**Dataset listings of figures**
* START *
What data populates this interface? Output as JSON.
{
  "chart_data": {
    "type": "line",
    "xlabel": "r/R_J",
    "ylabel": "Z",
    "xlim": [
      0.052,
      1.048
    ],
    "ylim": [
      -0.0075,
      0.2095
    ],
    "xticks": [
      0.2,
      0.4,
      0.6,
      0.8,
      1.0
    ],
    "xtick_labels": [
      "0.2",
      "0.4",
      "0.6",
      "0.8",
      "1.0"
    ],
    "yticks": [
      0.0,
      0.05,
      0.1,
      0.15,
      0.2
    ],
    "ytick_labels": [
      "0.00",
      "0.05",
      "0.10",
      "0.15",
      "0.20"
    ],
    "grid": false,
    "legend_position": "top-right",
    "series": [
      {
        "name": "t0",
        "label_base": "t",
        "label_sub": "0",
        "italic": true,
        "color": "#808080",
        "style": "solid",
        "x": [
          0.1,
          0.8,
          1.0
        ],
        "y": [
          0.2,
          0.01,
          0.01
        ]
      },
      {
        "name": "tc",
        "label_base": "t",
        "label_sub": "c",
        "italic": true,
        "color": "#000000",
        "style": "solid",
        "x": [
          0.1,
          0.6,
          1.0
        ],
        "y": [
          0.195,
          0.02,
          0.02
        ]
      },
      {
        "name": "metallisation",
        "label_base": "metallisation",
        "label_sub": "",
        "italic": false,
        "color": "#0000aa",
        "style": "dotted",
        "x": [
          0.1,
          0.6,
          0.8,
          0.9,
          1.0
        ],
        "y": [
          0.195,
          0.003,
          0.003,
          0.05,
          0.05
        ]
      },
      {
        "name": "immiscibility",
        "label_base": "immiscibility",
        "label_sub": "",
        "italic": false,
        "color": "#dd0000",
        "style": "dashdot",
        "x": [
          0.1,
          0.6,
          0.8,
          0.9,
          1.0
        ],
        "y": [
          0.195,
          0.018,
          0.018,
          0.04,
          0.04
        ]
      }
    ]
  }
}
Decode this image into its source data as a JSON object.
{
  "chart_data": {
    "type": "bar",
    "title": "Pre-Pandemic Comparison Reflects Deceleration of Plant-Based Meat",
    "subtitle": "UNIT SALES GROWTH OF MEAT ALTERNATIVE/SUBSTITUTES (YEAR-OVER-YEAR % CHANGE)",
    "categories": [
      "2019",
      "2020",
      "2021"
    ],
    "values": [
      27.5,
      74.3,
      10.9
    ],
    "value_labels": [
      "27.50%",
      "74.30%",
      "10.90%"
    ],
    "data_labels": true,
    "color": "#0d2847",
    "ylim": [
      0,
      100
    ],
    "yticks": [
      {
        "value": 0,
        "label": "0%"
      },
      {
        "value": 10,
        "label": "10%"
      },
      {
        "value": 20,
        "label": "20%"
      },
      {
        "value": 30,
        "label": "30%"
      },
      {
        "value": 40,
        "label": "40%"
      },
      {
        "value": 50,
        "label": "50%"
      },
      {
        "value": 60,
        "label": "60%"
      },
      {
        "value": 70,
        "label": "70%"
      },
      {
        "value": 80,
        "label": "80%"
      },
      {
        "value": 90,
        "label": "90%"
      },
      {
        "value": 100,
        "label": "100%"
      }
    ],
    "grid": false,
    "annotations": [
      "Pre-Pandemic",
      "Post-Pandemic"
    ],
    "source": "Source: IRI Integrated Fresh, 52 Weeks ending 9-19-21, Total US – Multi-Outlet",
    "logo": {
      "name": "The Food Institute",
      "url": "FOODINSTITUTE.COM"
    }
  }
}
* END *
**Task goal**
Take each line containing the string "color" and copy it out.

**The solution**
        "color": "#808080",
        "color": "#000000",
        "color": "#0000aa",
        "color": "#dd0000",
    "color": "#0d2847",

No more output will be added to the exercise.